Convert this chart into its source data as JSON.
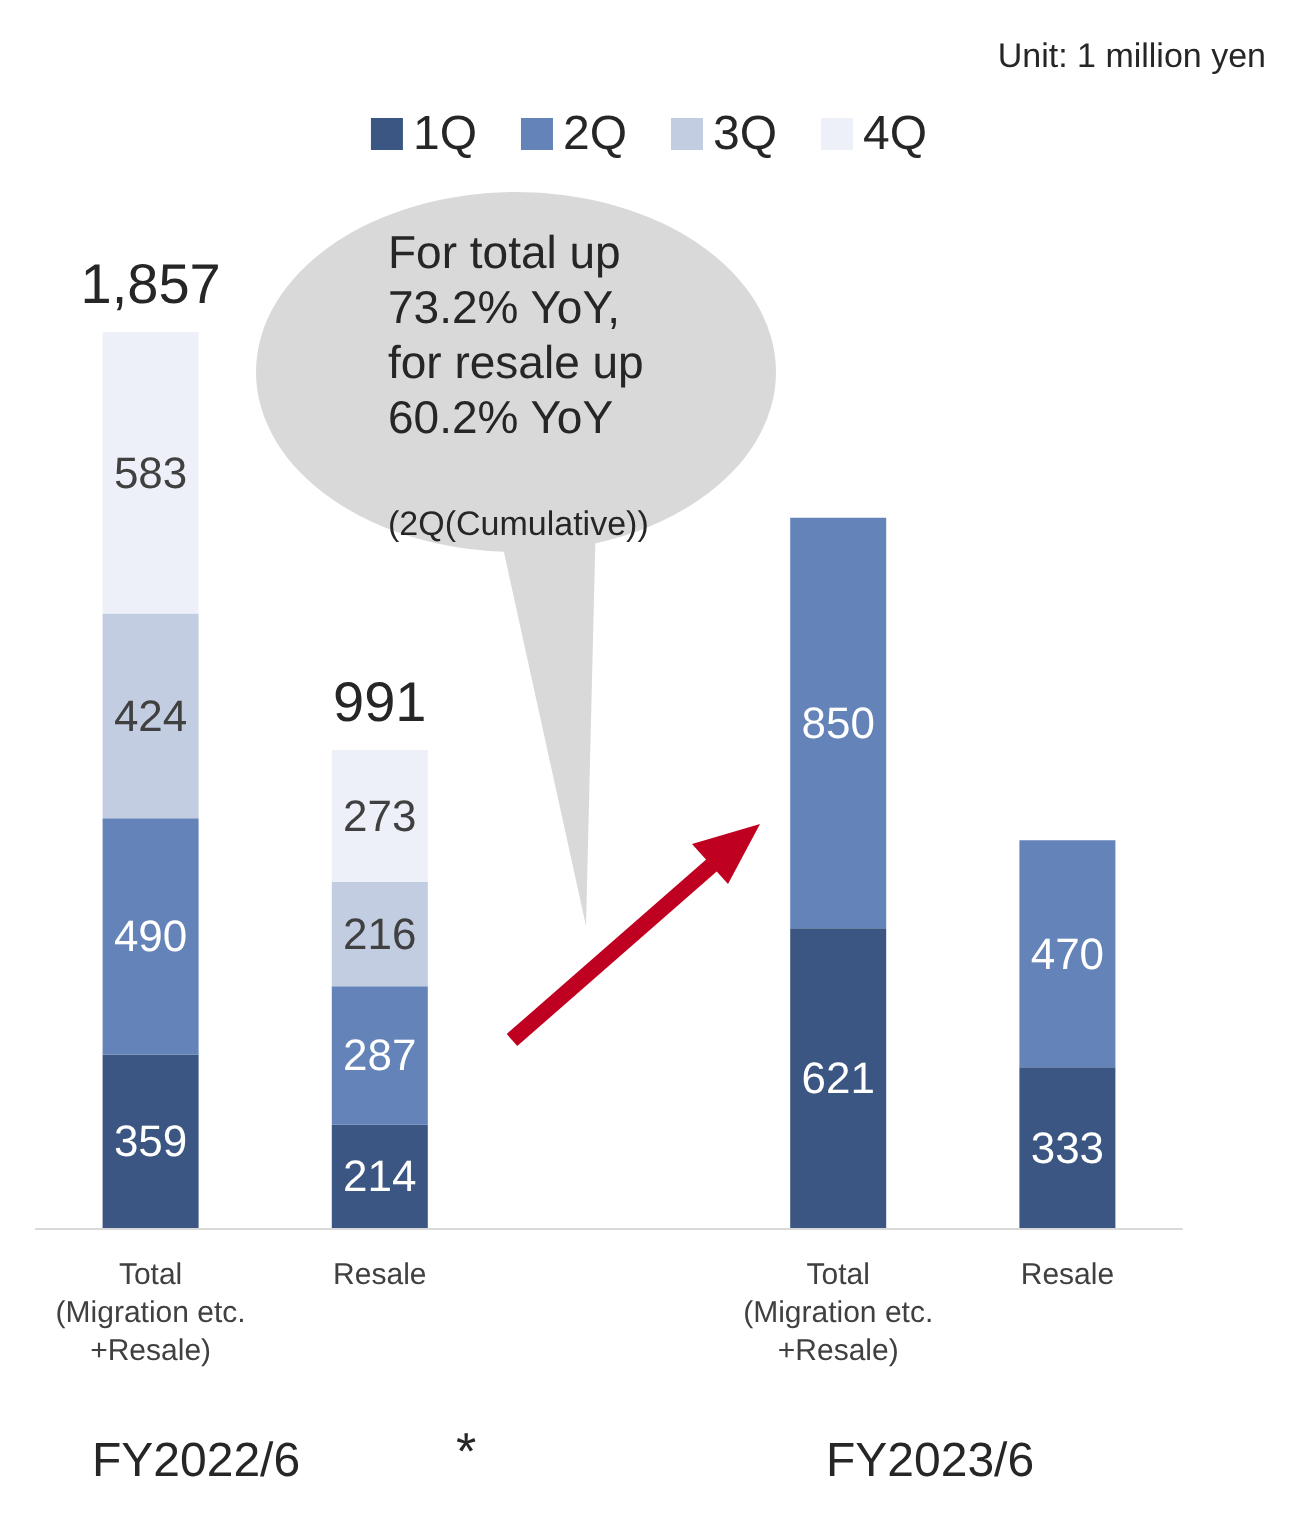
{
  "chart_data": {
    "type": "bar",
    "stacked": true,
    "categories": [
      "Total\n(Migration etc.\n+Resale)",
      "Resale",
      null,
      "Total\n(Migration etc.\n+Resale)",
      "Resale"
    ],
    "series": [
      {
        "name": "1Q",
        "color": "#3b5682",
        "values": [
          359,
          214,
          null,
          621,
          333
        ]
      },
      {
        "name": "2Q",
        "color": "#6383b9",
        "values": [
          490,
          287,
          null,
          850,
          470
        ]
      },
      {
        "name": "3Q",
        "color": "#c3cde1",
        "values": [
          424,
          216,
          null,
          null,
          null
        ]
      },
      {
        "name": "4Q",
        "color": "#edf0f8",
        "values": [
          583,
          273,
          null,
          null,
          null
        ]
      }
    ],
    "data_labels": true,
    "totals": [
      "1,857",
      "991",
      null,
      null,
      null
    ],
    "legend": "top",
    "annotations": [
      "Unit: 1 million yen",
      "For total up\n73.2% YoY,\nfor resale up\n60.2% YoY",
      "(2Q(Cumulative))",
      "FY2022/6",
      "*",
      "FY2023/6"
    ]
  }
}
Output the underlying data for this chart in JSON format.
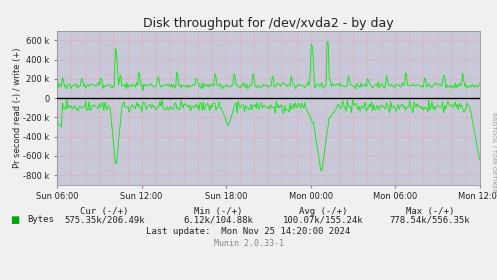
{
  "title": "Disk throughput for /dev/xvda2 - by day",
  "ylabel": "Pr second read (-) / write (+)",
  "right_label": "RRDTOOL / TOBI OETIKER",
  "background_color": "#f0f0f0",
  "plot_bg_color": "#c8c8d8",
  "grid_color_v": "#ff8888",
  "grid_color_h": "#aaaacc",
  "line_color": "#00ee00",
  "zero_line_color": "#000000",
  "ylim": [
    -900000,
    700000
  ],
  "yticks": [
    -800000,
    -600000,
    -400000,
    -200000,
    0,
    200000,
    400000,
    600000
  ],
  "ytick_labels": [
    "-800 k",
    "-600 k",
    "-400 k",
    "-200 k",
    "0",
    "200 k",
    "400 k",
    "600 k"
  ],
  "xtick_labels": [
    "Sun 06:00",
    "Sun 12:00",
    "Sun 18:00",
    "Mon 00:00",
    "Mon 06:00",
    "Mon 12:00"
  ],
  "legend_label": "Bytes",
  "legend_color": "#00aa00",
  "cur": "575.35k/206.49k",
  "min_val": "6.12k/104.88k",
  "avg_val": "100.07k/155.24k",
  "max_val": "778.54k/556.35k",
  "last_update": "Last update:  Mon Nov 25 14:20:00 2024",
  "munin_version": "Munin 2.0.33-1",
  "figsize": [
    4.97,
    2.8
  ],
  "dpi": 100
}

OBJECTIVE
Write the records out once more, exactly as they appear, with no pictures.

OUTPUT
Convert this chart into its source data as JSON.
{
  "chart_data": {
    "type": "bar",
    "stacked": true,
    "categories": [
      "Total\n(Migration etc.\n+Resale)",
      "Resale",
      null,
      "Total\n(Migration etc.\n+Resale)",
      "Resale"
    ],
    "series": [
      {
        "name": "1Q",
        "color": "#3b5682",
        "values": [
          359,
          214,
          null,
          621,
          333
        ]
      },
      {
        "name": "2Q",
        "color": "#6383b9",
        "values": [
          490,
          287,
          null,
          850,
          470
        ]
      },
      {
        "name": "3Q",
        "color": "#c3cde1",
        "values": [
          424,
          216,
          null,
          null,
          null
        ]
      },
      {
        "name": "4Q",
        "color": "#edf0f8",
        "values": [
          583,
          273,
          null,
          null,
          null
        ]
      }
    ],
    "data_labels": true,
    "totals": [
      "1,857",
      "991",
      null,
      null,
      null
    ],
    "legend": "top",
    "annotations": [
      "Unit: 1 million yen",
      "For total up\n73.2% YoY,\nfor resale up\n60.2% YoY",
      "(2Q(Cumulative))",
      "FY2022/6",
      "*",
      "FY2023/6"
    ]
  }
}
Output the underlying data for this chart in JSON format.
{
  "title": "Disk throughput for /dev/xvda2 - by day",
  "ylabel": "Pr second read (-) / write (+)",
  "right_label": "RRDTOOL / TOBI OETIKER",
  "background_color": "#f0f0f0",
  "plot_bg_color": "#c8c8d8",
  "grid_color_v": "#ff8888",
  "grid_color_h": "#aaaacc",
  "line_color": "#00ee00",
  "zero_line_color": "#000000",
  "ylim": [
    -900000,
    700000
  ],
  "yticks": [
    -800000,
    -600000,
    -400000,
    -200000,
    0,
    200000,
    400000,
    600000
  ],
  "ytick_labels": [
    "-800 k",
    "-600 k",
    "-400 k",
    "-200 k",
    "0",
    "200 k",
    "400 k",
    "600 k"
  ],
  "xtick_labels": [
    "Sun 06:00",
    "Sun 12:00",
    "Sun 18:00",
    "Mon 00:00",
    "Mon 06:00",
    "Mon 12:00"
  ],
  "legend_label": "Bytes",
  "legend_color": "#00aa00",
  "cur": "575.35k/206.49k",
  "min_val": "6.12k/104.88k",
  "avg_val": "100.07k/155.24k",
  "max_val": "778.54k/556.35k",
  "last_update": "Last update:  Mon Nov 25 14:20:00 2024",
  "munin_version": "Munin 2.0.33-1",
  "figsize": [
    4.97,
    2.8
  ],
  "dpi": 100
}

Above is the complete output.